TASK REQUIREMENTS: Quote the records that follow in full and exactly; leave out the pictures.

PROVIDED ENTRIES:
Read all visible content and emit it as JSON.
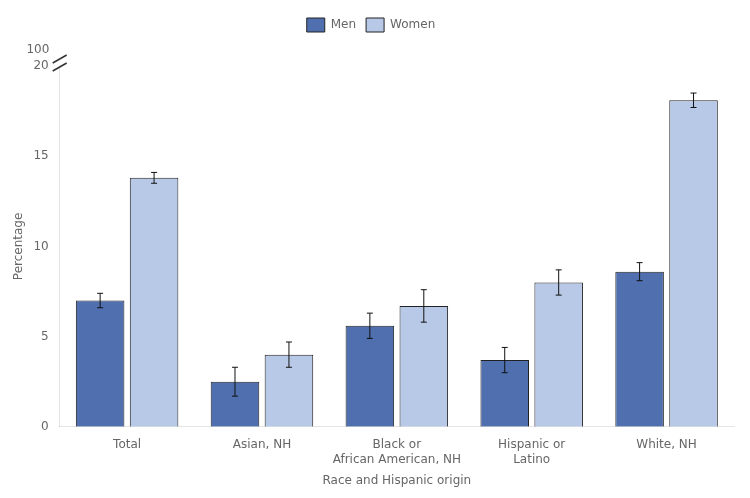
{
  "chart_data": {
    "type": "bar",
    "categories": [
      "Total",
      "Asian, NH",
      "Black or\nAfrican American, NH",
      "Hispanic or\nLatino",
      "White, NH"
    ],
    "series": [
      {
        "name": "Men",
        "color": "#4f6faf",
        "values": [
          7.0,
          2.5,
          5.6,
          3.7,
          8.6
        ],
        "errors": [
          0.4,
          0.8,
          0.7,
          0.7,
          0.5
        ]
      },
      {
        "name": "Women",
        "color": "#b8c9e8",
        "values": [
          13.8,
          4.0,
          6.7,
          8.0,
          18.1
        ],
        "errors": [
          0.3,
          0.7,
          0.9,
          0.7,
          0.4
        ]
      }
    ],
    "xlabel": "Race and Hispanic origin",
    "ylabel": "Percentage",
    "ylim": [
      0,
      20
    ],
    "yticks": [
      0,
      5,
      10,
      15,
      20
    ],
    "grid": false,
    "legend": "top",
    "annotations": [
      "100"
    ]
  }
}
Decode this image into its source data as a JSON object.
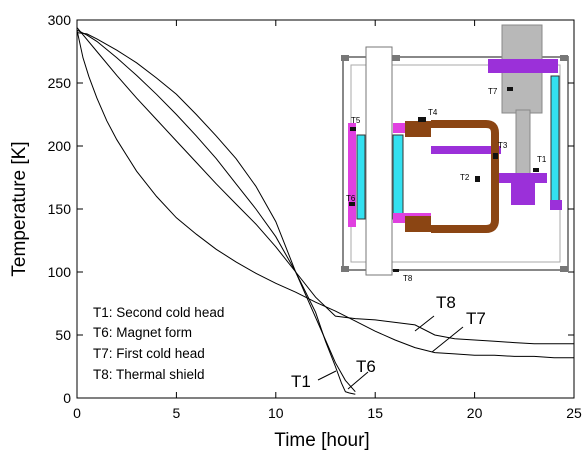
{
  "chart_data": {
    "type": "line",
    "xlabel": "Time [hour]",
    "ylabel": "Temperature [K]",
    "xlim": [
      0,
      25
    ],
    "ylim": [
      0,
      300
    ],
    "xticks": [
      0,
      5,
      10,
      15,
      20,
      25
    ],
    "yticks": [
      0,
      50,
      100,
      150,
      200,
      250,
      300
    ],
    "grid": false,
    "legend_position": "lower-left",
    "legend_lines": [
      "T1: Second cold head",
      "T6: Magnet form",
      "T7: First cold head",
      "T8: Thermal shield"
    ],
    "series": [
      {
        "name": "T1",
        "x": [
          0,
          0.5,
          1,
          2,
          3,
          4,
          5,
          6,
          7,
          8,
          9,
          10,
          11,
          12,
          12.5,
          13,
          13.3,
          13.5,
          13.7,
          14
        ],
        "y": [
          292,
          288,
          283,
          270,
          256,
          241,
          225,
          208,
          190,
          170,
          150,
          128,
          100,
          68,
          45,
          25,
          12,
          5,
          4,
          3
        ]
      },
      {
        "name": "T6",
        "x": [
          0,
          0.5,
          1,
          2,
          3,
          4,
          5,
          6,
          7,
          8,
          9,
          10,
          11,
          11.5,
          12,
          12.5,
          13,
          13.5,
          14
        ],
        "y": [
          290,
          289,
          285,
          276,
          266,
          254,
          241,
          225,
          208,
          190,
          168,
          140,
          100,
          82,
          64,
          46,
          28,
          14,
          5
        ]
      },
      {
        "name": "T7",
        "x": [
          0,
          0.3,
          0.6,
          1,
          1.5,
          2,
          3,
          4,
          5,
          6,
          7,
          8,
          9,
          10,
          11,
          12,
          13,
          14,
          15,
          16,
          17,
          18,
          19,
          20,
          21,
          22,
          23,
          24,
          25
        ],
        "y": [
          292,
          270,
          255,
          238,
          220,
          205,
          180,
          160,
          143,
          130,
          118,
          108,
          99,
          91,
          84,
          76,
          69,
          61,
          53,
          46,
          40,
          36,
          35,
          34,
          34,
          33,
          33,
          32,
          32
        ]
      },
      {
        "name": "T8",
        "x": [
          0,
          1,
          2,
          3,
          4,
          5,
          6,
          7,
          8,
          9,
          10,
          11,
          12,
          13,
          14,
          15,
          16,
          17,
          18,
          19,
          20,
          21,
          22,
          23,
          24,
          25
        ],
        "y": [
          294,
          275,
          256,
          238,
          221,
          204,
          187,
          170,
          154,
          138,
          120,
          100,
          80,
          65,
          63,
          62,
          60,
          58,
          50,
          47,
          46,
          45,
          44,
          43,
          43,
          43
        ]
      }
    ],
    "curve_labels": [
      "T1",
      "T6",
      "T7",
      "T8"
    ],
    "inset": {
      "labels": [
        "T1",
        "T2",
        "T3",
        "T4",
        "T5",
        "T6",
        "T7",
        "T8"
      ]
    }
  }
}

ANSWER TO THIS TASK:
Read all visible content and emit it as JSON.
{
  "chart_data": {
    "type": "bar",
    "categories": [
      "Total",
      "Asian, NH",
      "Black or\nAfrican American, NH",
      "Hispanic or\nLatino",
      "White, NH"
    ],
    "series": [
      {
        "name": "Men",
        "color": "#4f6faf",
        "values": [
          7.0,
          2.5,
          5.6,
          3.7,
          8.6
        ],
        "errors": [
          0.4,
          0.8,
          0.7,
          0.7,
          0.5
        ]
      },
      {
        "name": "Women",
        "color": "#b8c9e8",
        "values": [
          13.8,
          4.0,
          6.7,
          8.0,
          18.1
        ],
        "errors": [
          0.3,
          0.7,
          0.9,
          0.7,
          0.4
        ]
      }
    ],
    "xlabel": "Race and Hispanic origin",
    "ylabel": "Percentage",
    "ylim": [
      0,
      20
    ],
    "yticks": [
      0,
      5,
      10,
      15,
      20
    ],
    "grid": false,
    "legend": "top",
    "annotations": [
      "100"
    ]
  }
}
Decode this image into its source data as a JSON object.
{
  "chart_data": {
    "type": "line",
    "xlabel": "Time [hour]",
    "ylabel": "Temperature [K]",
    "xlim": [
      0,
      25
    ],
    "ylim": [
      0,
      300
    ],
    "xticks": [
      0,
      5,
      10,
      15,
      20,
      25
    ],
    "yticks": [
      0,
      50,
      100,
      150,
      200,
      250,
      300
    ],
    "grid": false,
    "legend_position": "lower-left",
    "legend_lines": [
      "T1: Second cold head",
      "T6: Magnet form",
      "T7: First cold head",
      "T8: Thermal shield"
    ],
    "series": [
      {
        "name": "T1",
        "x": [
          0,
          0.5,
          1,
          2,
          3,
          4,
          5,
          6,
          7,
          8,
          9,
          10,
          11,
          12,
          12.5,
          13,
          13.3,
          13.5,
          13.7,
          14
        ],
        "y": [
          292,
          288,
          283,
          270,
          256,
          241,
          225,
          208,
          190,
          170,
          150,
          128,
          100,
          68,
          45,
          25,
          12,
          5,
          4,
          3
        ]
      },
      {
        "name": "T6",
        "x": [
          0,
          0.5,
          1,
          2,
          3,
          4,
          5,
          6,
          7,
          8,
          9,
          10,
          11,
          11.5,
          12,
          12.5,
          13,
          13.5,
          14
        ],
        "y": [
          290,
          289,
          285,
          276,
          266,
          254,
          241,
          225,
          208,
          190,
          168,
          140,
          100,
          82,
          64,
          46,
          28,
          14,
          5
        ]
      },
      {
        "name": "T7",
        "x": [
          0,
          0.3,
          0.6,
          1,
          1.5,
          2,
          3,
          4,
          5,
          6,
          7,
          8,
          9,
          10,
          11,
          12,
          13,
          14,
          15,
          16,
          17,
          18,
          19,
          20,
          21,
          22,
          23,
          24,
          25
        ],
        "y": [
          292,
          270,
          255,
          238,
          220,
          205,
          180,
          160,
          143,
          130,
          118,
          108,
          99,
          91,
          84,
          76,
          69,
          61,
          53,
          46,
          40,
          36,
          35,
          34,
          34,
          33,
          33,
          32,
          32
        ]
      },
      {
        "name": "T8",
        "x": [
          0,
          1,
          2,
          3,
          4,
          5,
          6,
          7,
          8,
          9,
          10,
          11,
          12,
          13,
          14,
          15,
          16,
          17,
          18,
          19,
          20,
          21,
          22,
          23,
          24,
          25
        ],
        "y": [
          294,
          275,
          256,
          238,
          221,
          204,
          187,
          170,
          154,
          138,
          120,
          100,
          80,
          65,
          63,
          62,
          60,
          58,
          50,
          47,
          46,
          45,
          44,
          43,
          43,
          43
        ]
      }
    ],
    "curve_labels": [
      "T1",
      "T6",
      "T7",
      "T8"
    ],
    "inset": {
      "labels": [
        "T1",
        "T2",
        "T3",
        "T4",
        "T5",
        "T6",
        "T7",
        "T8"
      ]
    }
  }
}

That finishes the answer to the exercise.